ARTICLE:
Pick 3 cars. Only 3 cars...

One for…well, anyone who drives really. I’m an eccentric billionaire and want to conduct an experiment.

I will purchase any 3 road legal cars (or bikes, I’m not a heartless monster) for you to drive, absolutely no strings attached. Well, almost no strings - the catch is that you’re not allowed to drive any other car ever again besides the ones which you pick. If you do I’ll launch an orbital EMP strike…to knock out the car’s electrics so it won’t start. Bwa ha ha! You’re also not allowed sell any of them off or rent them out to pay for a chauffeur; you’ll make no material gain other than the cars themselves.

I’ll sort out mundane stuff like insurance/tax costs and storage for your new garage. All you need to do is add fuel. If you stupidly write it off I’ll replace it with the exact same make and model.

Which cars do you choose? Or do you tell me to sod off?

Citroen 2CV. Damn, I loved that weird little car.

Don’t really care about the other two - so something tiny and absurdly economical, and something comfortable yet utilitarian, capable of towing.

Do I get a new car every ten years, or am I stuck with a broken down piece of junk eventually?

2012 Nissan Pathfinder

2022 Nissan Pathfinder

2032 Nissan Pathfinder

That should do us quite nicely. Thanks.

There ya go. I really like my '06. But I’m really bummed about the new design for 2013. Won’t be on the Frontier truck frame anymore. Looks like it’s going uni-body.

Are we assuming you’ll pay maintenace, whatever it takes, indefinitely, or is the lifetime/repairability of the car a factor here?

If repairability isn’t a big concern, mine are:

Ferrari 458 - Ferrari Red
BMW 750Li - Black
2012 Range Rover

The Ferrari the fun driving, or arriving at showy places. The BMW for when I don’t want to be quite as austentatious, or if I’m taking a trip where comfort is the top priority.

For the last one, I figured I might as well get something that can move a lot of people or property, but I don’t know much about high end SUVs except that the high end Land Rovers are pretty luxurious while still being able to do their job.

SUPPLIED MATERIAL:
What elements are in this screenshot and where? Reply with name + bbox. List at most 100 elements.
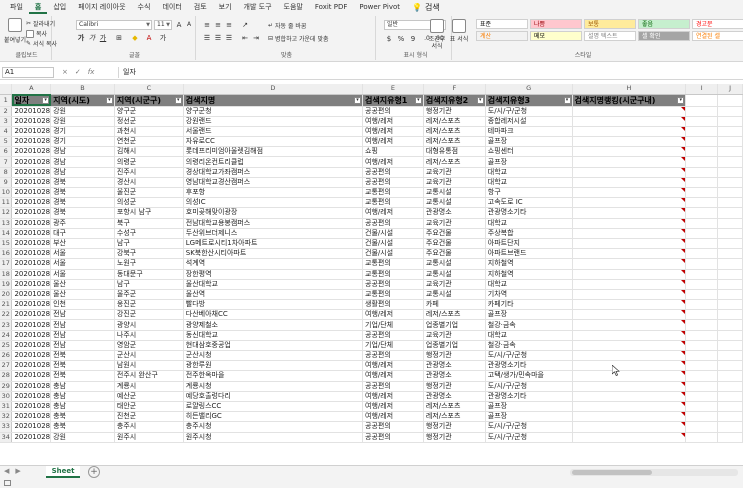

WORK INSTRUCTIONS:
**A.** In the three-car thread, duplicate everything from "2022 Nissan Pathfinder" down to "a factor here?".
**B.** Which three vehicles appear in the list that follows "If repairability isn't a big concern, mine are:" in the three-car thread? Give each one with any color shown.
**C.** Carry the three-car thread further from the point where it stops.

RESULTS OF THE TASKS:
**A.**
2022 Nissan Pathfinder

2032 Nissan Pathfinder

That should do us quite nicely. Thanks.

There ya go. I really like my '06. But I’m really bummed about the new design for 2013. Won’t be on the Frontier truck frame anymore. Looks like it’s going uni-body.

Are we assuming you’ll pay maintenace, whatever it takes, indefinitely, or is the lifetime/repairability of the car a factor here?

**B.**
Ferrari 458 - Ferrari Red
BMW 750Li - Black
2012 Range Rover

**C.**
Top of the line Honda Odyssey, because I need to cart my children around. It will get destroyed but I’ll write it off every 5 years and make you buy me one that isn’t covered in milk and feces. By the time my youngest is 18 I’ll just park it in the corner of the garage and never touch it again, unless I need to haul some plywood.

1999 Acura NSX - Alex Zanardi edition. It’s the newest, most comfortable NSX I can get that still has some balls and isn’t right-hand drive. This will satisfy my sports car/supercar necessities while still being somewhat reasonable to maintain, cost-wise.

BMW E61 M5 Touring, somehow made legal for North America, with a 6 speed manual. This is the hardest one, because I’m going to be driving it most often for the next 50 years or so, and I’m probably going to ultimately get sick of whatever I get. But this is probably the best bet for a multi-purpose daily driver that will stand the test of time.

'89 Toyota 4Runner (please replace the head gasket first)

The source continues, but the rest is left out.